Write every line out verbatim and omit the pictures.

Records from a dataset
## START
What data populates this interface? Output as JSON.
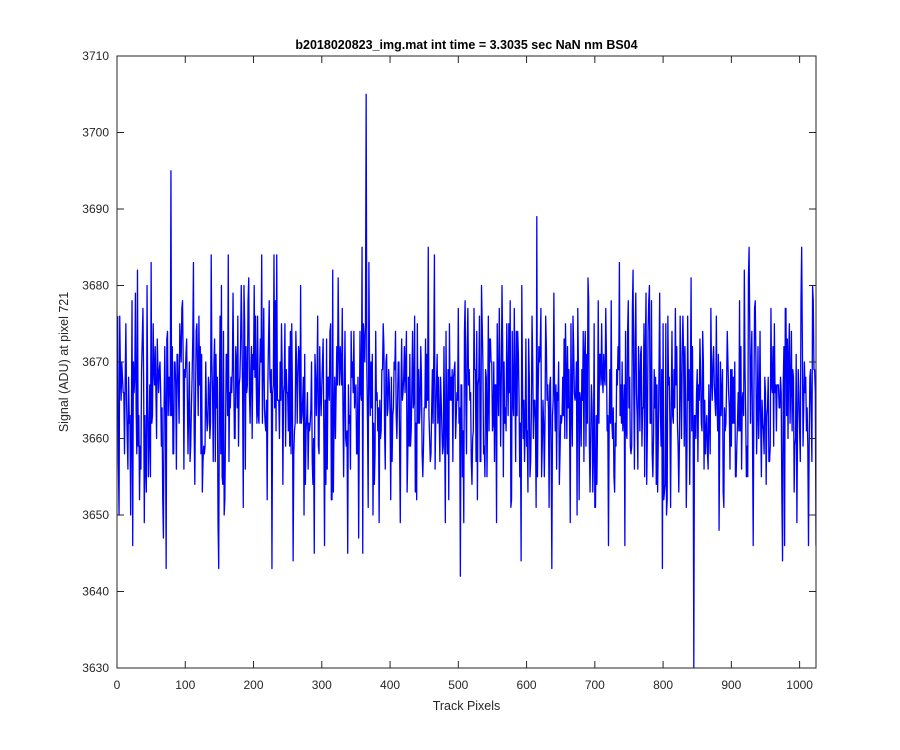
{
  "chart_data": {
    "type": "line",
    "title": "b2018020823_img.mat int time = 3.3035 sec  NaN nm BS04",
    "xlabel": "Track Pixels",
    "ylabel": "Signal (ADU) at pixel 721",
    "xlim": [
      0,
      1024
    ],
    "ylim": [
      3630,
      3710
    ],
    "xticks": [
      0,
      100,
      200,
      300,
      400,
      500,
      600,
      700,
      800,
      900,
      1000
    ],
    "yticks": [
      3630,
      3640,
      3650,
      3660,
      3670,
      3680,
      3690,
      3700,
      3710
    ],
    "grid": false,
    "legend": "none",
    "line_color": "#0000ff",
    "noise_model": {
      "n_points": 1024,
      "x_start": 1,
      "mean": 3665,
      "std": 7.5,
      "clip_min": 3643,
      "clip_max": 3685
    },
    "notable_points": [
      {
        "x": 2,
        "y": 3657
      },
      {
        "x": 7,
        "y": 3670
      },
      {
        "x": 13,
        "y": 3675
      },
      {
        "x": 23,
        "y": 3646
      },
      {
        "x": 27,
        "y": 3679
      },
      {
        "x": 33,
        "y": 3652
      },
      {
        "x": 72,
        "y": 3643
      },
      {
        "x": 79,
        "y": 3695
      },
      {
        "x": 92,
        "y": 3675
      },
      {
        "x": 138,
        "y": 3684
      },
      {
        "x": 148,
        "y": 3649
      },
      {
        "x": 193,
        "y": 3681
      },
      {
        "x": 234,
        "y": 3684
      },
      {
        "x": 258,
        "y": 3644
      },
      {
        "x": 330,
        "y": 3677
      },
      {
        "x": 360,
        "y": 3645
      },
      {
        "x": 365,
        "y": 3705
      },
      {
        "x": 368,
        "y": 3651
      },
      {
        "x": 503,
        "y": 3642
      },
      {
        "x": 557,
        "y": 3675
      },
      {
        "x": 592,
        "y": 3644
      },
      {
        "x": 615,
        "y": 3689
      },
      {
        "x": 690,
        "y": 3681
      },
      {
        "x": 845,
        "y": 3630
      },
      {
        "x": 926,
        "y": 3685
      },
      {
        "x": 975,
        "y": 3644
      },
      {
        "x": 1003,
        "y": 3685
      },
      {
        "x": 1020,
        "y": 3678
      },
      {
        "x": 1024,
        "y": 3646
      }
    ]
  }
}
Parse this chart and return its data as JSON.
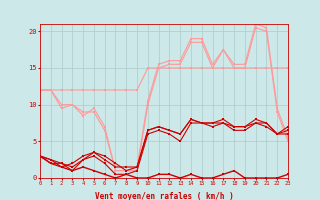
{
  "x": [
    0,
    1,
    2,
    3,
    4,
    5,
    6,
    7,
    8,
    9,
    10,
    11,
    12,
    13,
    14,
    15,
    16,
    17,
    18,
    19,
    20,
    21,
    22,
    23
  ],
  "line_light_upper": [
    12,
    12,
    12,
    12,
    12,
    12,
    12,
    12,
    12,
    12,
    15,
    15,
    15,
    15,
    15,
    15,
    15,
    15,
    15,
    15,
    15,
    15,
    15,
    15
  ],
  "line_light_mid1": [
    12,
    12,
    10,
    10,
    9,
    9,
    6.5,
    1,
    1,
    1,
    10,
    15,
    15.5,
    15.5,
    18.5,
    18.5,
    15,
    17.5,
    15,
    15,
    20.5,
    20,
    9,
    5
  ],
  "line_light_mid2": [
    12,
    12,
    9.5,
    10,
    8.5,
    9.5,
    7,
    1,
    1,
    1.5,
    10.5,
    15.5,
    16,
    16,
    19,
    19,
    15.5,
    17.5,
    15.5,
    15.5,
    21,
    20.5,
    9.5,
    5.5
  ],
  "line_dark_spread": [
    3,
    2.5,
    1.5,
    2,
    3,
    3.5,
    3,
    2,
    1,
    1.5,
    6.5,
    7,
    6.5,
    6,
    8,
    7.5,
    7.5,
    7.5,
    7,
    7,
    7.5,
    7.5,
    6,
    6.5
  ],
  "line_dark_avg1": [
    3,
    2,
    2,
    1,
    2.5,
    3,
    2,
    0.5,
    0.5,
    1,
    6,
    6.5,
    6,
    5,
    7.5,
    7.5,
    7,
    7.5,
    6.5,
    6.5,
    7.5,
    7,
    6,
    6
  ],
  "line_dark_avg2": [
    3,
    2.5,
    2,
    1.5,
    2.5,
    3.5,
    2.5,
    1.5,
    1.5,
    1.5,
    6.5,
    7,
    6.5,
    6,
    8,
    7.5,
    7.5,
    8,
    7,
    7,
    8,
    7.5,
    6,
    7
  ],
  "line_dark_min": [
    3,
    2,
    1.5,
    1,
    1.5,
    1,
    0.5,
    0,
    0.5,
    0,
    0,
    0.5,
    0.5,
    0,
    0.5,
    0,
    0,
    0.5,
    1,
    0,
    0,
    0,
    0,
    0.5
  ],
  "bg_color": "#cce8e8",
  "grid_color": "#aacccc",
  "line_dark_color": "#cc0000",
  "line_light_color": "#ff9999",
  "xlabel": "Vent moyen/en rafales ( km/h )",
  "ylim": [
    0,
    21
  ],
  "xlim": [
    0,
    23
  ],
  "yticks": [
    0,
    5,
    10,
    15,
    20
  ]
}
## END
Final result>
What data populates this interface? Output as JSON.
{
  "chart_data": {
    "type": "line",
    "title": "b2018020823_img.mat int time = 3.3035 sec  NaN nm BS04",
    "xlabel": "Track Pixels",
    "ylabel": "Signal (ADU) at pixel 721",
    "xlim": [
      0,
      1024
    ],
    "ylim": [
      3630,
      3710
    ],
    "xticks": [
      0,
      100,
      200,
      300,
      400,
      500,
      600,
      700,
      800,
      900,
      1000
    ],
    "yticks": [
      3630,
      3640,
      3650,
      3660,
      3670,
      3680,
      3690,
      3700,
      3710
    ],
    "grid": false,
    "legend": "none",
    "line_color": "#0000ff",
    "noise_model": {
      "n_points": 1024,
      "x_start": 1,
      "mean": 3665,
      "std": 7.5,
      "clip_min": 3643,
      "clip_max": 3685
    },
    "notable_points": [
      {
        "x": 2,
        "y": 3657
      },
      {
        "x": 7,
        "y": 3670
      },
      {
        "x": 13,
        "y": 3675
      },
      {
        "x": 23,
        "y": 3646
      },
      {
        "x": 27,
        "y": 3679
      },
      {
        "x": 33,
        "y": 3652
      },
      {
        "x": 72,
        "y": 3643
      },
      {
        "x": 79,
        "y": 3695
      },
      {
        "x": 92,
        "y": 3675
      },
      {
        "x": 138,
        "y": 3684
      },
      {
        "x": 148,
        "y": 3649
      },
      {
        "x": 193,
        "y": 3681
      },
      {
        "x": 234,
        "y": 3684
      },
      {
        "x": 258,
        "y": 3644
      },
      {
        "x": 330,
        "y": 3677
      },
      {
        "x": 360,
        "y": 3645
      },
      {
        "x": 365,
        "y": 3705
      },
      {
        "x": 368,
        "y": 3651
      },
      {
        "x": 503,
        "y": 3642
      },
      {
        "x": 557,
        "y": 3675
      },
      {
        "x": 592,
        "y": 3644
      },
      {
        "x": 615,
        "y": 3689
      },
      {
        "x": 690,
        "y": 3681
      },
      {
        "x": 845,
        "y": 3630
      },
      {
        "x": 926,
        "y": 3685
      },
      {
        "x": 975,
        "y": 3644
      },
      {
        "x": 1003,
        "y": 3685
      },
      {
        "x": 1020,
        "y": 3678
      },
      {
        "x": 1024,
        "y": 3646
      }
    ]
  }
}
Parse this chart and return its data as JSON.
{
  "x": [
    0,
    1,
    2,
    3,
    4,
    5,
    6,
    7,
    8,
    9,
    10,
    11,
    12,
    13,
    14,
    15,
    16,
    17,
    18,
    19,
    20,
    21,
    22,
    23
  ],
  "line_light_upper": [
    12,
    12,
    12,
    12,
    12,
    12,
    12,
    12,
    12,
    12,
    15,
    15,
    15,
    15,
    15,
    15,
    15,
    15,
    15,
    15,
    15,
    15,
    15,
    15
  ],
  "line_light_mid1": [
    12,
    12,
    10,
    10,
    9,
    9,
    6.5,
    1,
    1,
    1,
    10,
    15,
    15.5,
    15.5,
    18.5,
    18.5,
    15,
    17.5,
    15,
    15,
    20.5,
    20,
    9,
    5
  ],
  "line_light_mid2": [
    12,
    12,
    9.5,
    10,
    8.5,
    9.5,
    7,
    1,
    1,
    1.5,
    10.5,
    15.5,
    16,
    16,
    19,
    19,
    15.5,
    17.5,
    15.5,
    15.5,
    21,
    20.5,
    9.5,
    5.5
  ],
  "line_dark_spread": [
    3,
    2.5,
    1.5,
    2,
    3,
    3.5,
    3,
    2,
    1,
    1.5,
    6.5,
    7,
    6.5,
    6,
    8,
    7.5,
    7.5,
    7.5,
    7,
    7,
    7.5,
    7.5,
    6,
    6.5
  ],
  "line_dark_avg1": [
    3,
    2,
    2,
    1,
    2.5,
    3,
    2,
    0.5,
    0.5,
    1,
    6,
    6.5,
    6,
    5,
    7.5,
    7.5,
    7,
    7.5,
    6.5,
    6.5,
    7.5,
    7,
    6,
    6
  ],
  "line_dark_avg2": [
    3,
    2.5,
    2,
    1.5,
    2.5,
    3.5,
    2.5,
    1.5,
    1.5,
    1.5,
    6.5,
    7,
    6.5,
    6,
    8,
    7.5,
    7.5,
    8,
    7,
    7,
    8,
    7.5,
    6,
    7
  ],
  "line_dark_min": [
    3,
    2,
    1.5,
    1,
    1.5,
    1,
    0.5,
    0,
    0.5,
    0,
    0,
    0.5,
    0.5,
    0,
    0.5,
    0,
    0,
    0.5,
    1,
    0,
    0,
    0,
    0,
    0.5
  ],
  "bg_color": "#cce8e8",
  "grid_color": "#aacccc",
  "line_dark_color": "#cc0000",
  "line_light_color": "#ff9999",
  "xlabel": "Vent moyen/en rafales ( km/h )",
  "ylim": [
    0,
    21
  ],
  "xlim": [
    0,
    23
  ],
  "yticks": [
    0,
    5,
    10,
    15,
    20
  ]
}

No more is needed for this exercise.